- [WRITTEN INSTRUCTION]
Would you output the whole listing below, exactly as it reads?

— START SUPPLIED RECORDS —

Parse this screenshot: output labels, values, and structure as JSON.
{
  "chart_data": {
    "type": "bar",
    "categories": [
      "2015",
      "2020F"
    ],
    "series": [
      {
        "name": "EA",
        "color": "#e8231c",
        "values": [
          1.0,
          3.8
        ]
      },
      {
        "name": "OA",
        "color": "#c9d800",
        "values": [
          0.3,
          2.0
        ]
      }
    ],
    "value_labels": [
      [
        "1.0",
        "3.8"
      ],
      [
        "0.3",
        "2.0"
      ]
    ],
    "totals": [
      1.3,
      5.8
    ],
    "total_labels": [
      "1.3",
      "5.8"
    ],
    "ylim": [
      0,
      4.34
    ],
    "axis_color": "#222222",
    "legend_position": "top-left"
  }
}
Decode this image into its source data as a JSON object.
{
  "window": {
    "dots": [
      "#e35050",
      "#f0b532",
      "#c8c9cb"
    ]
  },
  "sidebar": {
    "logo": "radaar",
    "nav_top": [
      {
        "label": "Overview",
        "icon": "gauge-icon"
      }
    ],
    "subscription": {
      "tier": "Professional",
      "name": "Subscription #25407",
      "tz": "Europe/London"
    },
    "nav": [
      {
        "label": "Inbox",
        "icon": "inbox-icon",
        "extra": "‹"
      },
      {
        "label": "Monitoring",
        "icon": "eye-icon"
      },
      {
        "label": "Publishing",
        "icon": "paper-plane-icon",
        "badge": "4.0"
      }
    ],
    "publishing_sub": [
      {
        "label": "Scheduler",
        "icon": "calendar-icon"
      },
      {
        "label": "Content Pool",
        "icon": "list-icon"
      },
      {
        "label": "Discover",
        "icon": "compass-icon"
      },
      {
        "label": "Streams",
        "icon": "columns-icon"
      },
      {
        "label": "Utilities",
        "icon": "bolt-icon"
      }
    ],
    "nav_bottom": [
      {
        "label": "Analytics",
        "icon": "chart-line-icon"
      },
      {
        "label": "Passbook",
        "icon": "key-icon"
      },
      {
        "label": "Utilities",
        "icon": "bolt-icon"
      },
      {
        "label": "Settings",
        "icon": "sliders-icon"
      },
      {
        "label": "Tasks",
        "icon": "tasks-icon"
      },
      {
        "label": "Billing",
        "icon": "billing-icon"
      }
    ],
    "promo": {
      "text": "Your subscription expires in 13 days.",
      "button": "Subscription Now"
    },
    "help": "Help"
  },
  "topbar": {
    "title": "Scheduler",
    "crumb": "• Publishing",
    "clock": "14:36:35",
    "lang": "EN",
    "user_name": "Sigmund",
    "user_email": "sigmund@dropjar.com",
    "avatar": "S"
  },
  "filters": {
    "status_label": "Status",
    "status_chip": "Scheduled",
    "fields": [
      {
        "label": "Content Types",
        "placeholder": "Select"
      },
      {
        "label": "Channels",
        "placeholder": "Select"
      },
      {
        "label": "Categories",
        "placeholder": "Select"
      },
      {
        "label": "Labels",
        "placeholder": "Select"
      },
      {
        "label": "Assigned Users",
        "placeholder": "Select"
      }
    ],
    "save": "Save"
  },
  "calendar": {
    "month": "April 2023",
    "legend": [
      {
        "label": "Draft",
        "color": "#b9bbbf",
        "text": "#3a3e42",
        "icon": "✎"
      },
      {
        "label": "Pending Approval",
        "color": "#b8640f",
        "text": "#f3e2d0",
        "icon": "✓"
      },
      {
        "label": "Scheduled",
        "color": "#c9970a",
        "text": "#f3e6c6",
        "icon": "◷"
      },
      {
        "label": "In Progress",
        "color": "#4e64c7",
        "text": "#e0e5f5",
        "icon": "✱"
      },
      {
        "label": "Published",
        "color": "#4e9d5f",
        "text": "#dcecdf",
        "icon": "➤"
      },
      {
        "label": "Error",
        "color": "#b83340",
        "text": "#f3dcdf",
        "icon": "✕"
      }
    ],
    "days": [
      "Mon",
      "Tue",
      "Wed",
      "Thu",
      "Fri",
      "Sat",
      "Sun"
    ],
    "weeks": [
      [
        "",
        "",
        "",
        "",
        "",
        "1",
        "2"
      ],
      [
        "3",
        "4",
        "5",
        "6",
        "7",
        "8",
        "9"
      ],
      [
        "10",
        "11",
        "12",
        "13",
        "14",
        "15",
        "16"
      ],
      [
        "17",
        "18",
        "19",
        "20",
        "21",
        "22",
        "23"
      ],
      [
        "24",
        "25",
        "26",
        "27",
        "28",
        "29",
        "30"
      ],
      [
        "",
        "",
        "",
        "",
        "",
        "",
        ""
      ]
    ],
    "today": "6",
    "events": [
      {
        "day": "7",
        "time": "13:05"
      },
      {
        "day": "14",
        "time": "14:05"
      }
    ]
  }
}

— END SUPPLIED RECORDS —

- [ANSWER IN FULL]
Parse this screenshot: output labels, values, and structure as JSON.
{
  "chart_data": {
    "type": "bar",
    "categories": [
      "2015",
      "2020F"
    ],
    "series": [
      {
        "name": "EA",
        "color": "#e8231c",
        "values": [
          1.0,
          3.8
        ]
      },
      {
        "name": "OA",
        "color": "#c9d800",
        "values": [
          0.3,
          2.0
        ]
      }
    ],
    "value_labels": [
      [
        "1.0",
        "3.8"
      ],
      [
        "0.3",
        "2.0"
      ]
    ],
    "totals": [
      1.3,
      5.8
    ],
    "total_labels": [
      "1.3",
      "5.8"
    ],
    "ylim": [
      0,
      4.34
    ],
    "axis_color": "#222222",
    "legend_position": "top-left"
  }
}
Decode this image into its source data as a JSON object.
{
  "window": {
    "dots": [
      "#e35050",
      "#f0b532",
      "#c8c9cb"
    ]
  },
  "sidebar": {
    "logo": "radaar",
    "nav_top": [
      {
        "label": "Overview",
        "icon": "gauge-icon"
      }
    ],
    "subscription": {
      "tier": "Professional",
      "name": "Subscription #25407",
      "tz": "Europe/London"
    },
    "nav": [
      {
        "label": "Inbox",
        "icon": "inbox-icon",
        "extra": "‹"
      },
      {
        "label": "Monitoring",
        "icon": "eye-icon"
      },
      {
        "label": "Publishing",
        "icon": "paper-plane-icon",
        "badge": "4.0"
      }
    ],
    "publishing_sub": [
      {
        "label": "Scheduler",
        "icon": "calendar-icon"
      },
      {
        "label": "Content Pool",
        "icon": "list-icon"
      },
      {
        "label": "Discover",
        "icon": "compass-icon"
      },
      {
        "label": "Streams",
        "icon": "columns-icon"
      },
      {
        "label": "Utilities",
        "icon": "bolt-icon"
      }
    ],
    "nav_bottom": [
      {
        "label": "Analytics",
        "icon": "chart-line-icon"
      },
      {
        "label": "Passbook",
        "icon": "key-icon"
      },
      {
        "label": "Utilities",
        "icon": "bolt-icon"
      },
      {
        "label": "Settings",
        "icon": "sliders-icon"
      },
      {
        "label": "Tasks",
        "icon": "tasks-icon"
      },
      {
        "label": "Billing",
        "icon": "billing-icon"
      }
    ],
    "promo": {
      "text": "Your subscription expires in 13 days.",
      "button": "Subscription Now"
    },
    "help": "Help"
  },
  "topbar": {
    "title": "Scheduler",
    "crumb": "• Publishing",
    "clock": "14:36:35",
    "lang": "EN",
    "user_name": "Sigmund",
    "user_email": "sigmund@dropjar.com",
    "avatar": "S"
  },
  "filters": {
    "status_label": "Status",
    "status_chip": "Scheduled",
    "fields": [
      {
        "label": "Content Types",
        "placeholder": "Select"
      },
      {
        "label": "Channels",
        "placeholder": "Select"
      },
      {
        "label": "Categories",
        "placeholder": "Select"
      },
      {
        "label": "Labels",
        "placeholder": "Select"
      },
      {
        "label": "Assigned Users",
        "placeholder": "Select"
      }
    ],
    "save": "Save"
  },
  "calendar": {
    "month": "April 2023",
    "legend": [
      {
        "label": "Draft",
        "color": "#b9bbbf",
        "text": "#3a3e42",
        "icon": "✎"
      },
      {
        "label": "Pending Approval",
        "color": "#b8640f",
        "text": "#f3e2d0",
        "icon": "✓"
      },
      {
        "label": "Scheduled",
        "color": "#c9970a",
        "text": "#f3e6c6",
        "icon": "◷"
      },
      {
        "label": "In Progress",
        "color": "#4e64c7",
        "text": "#e0e5f5",
        "icon": "✱"
      },
      {
        "label": "Published",
        "color": "#4e9d5f",
        "text": "#dcecdf",
        "icon": "➤"
      },
      {
        "label": "Error",
        "color": "#b83340",
        "text": "#f3dcdf",
        "icon": "✕"
      }
    ],
    "days": [
      "Mon",
      "Tue",
      "Wed",
      "Thu",
      "Fri",
      "Sat",
      "Sun"
    ],
    "weeks": [
      [
        "",
        "",
        "",
        "",
        "",
        "1",
        "2"
      ],
      [
        "3",
        "4",
        "5",
        "6",
        "7",
        "8",
        "9"
      ],
      [
        "10",
        "11",
        "12",
        "13",
        "14",
        "15",
        "16"
      ],
      [
        "17",
        "18",
        "19",
        "20",
        "21",
        "22",
        "23"
      ],
      [
        "24",
        "25",
        "26",
        "27",
        "28",
        "29",
        "30"
      ],
      [
        "",
        "",
        "",
        "",
        "",
        "",
        ""
      ]
    ],
    "today": "6",
    "events": [
      {
        "day": "7",
        "time": "13:05"
      },
      {
        "day": "14",
        "time": "14:05"
      }
    ]
  }
}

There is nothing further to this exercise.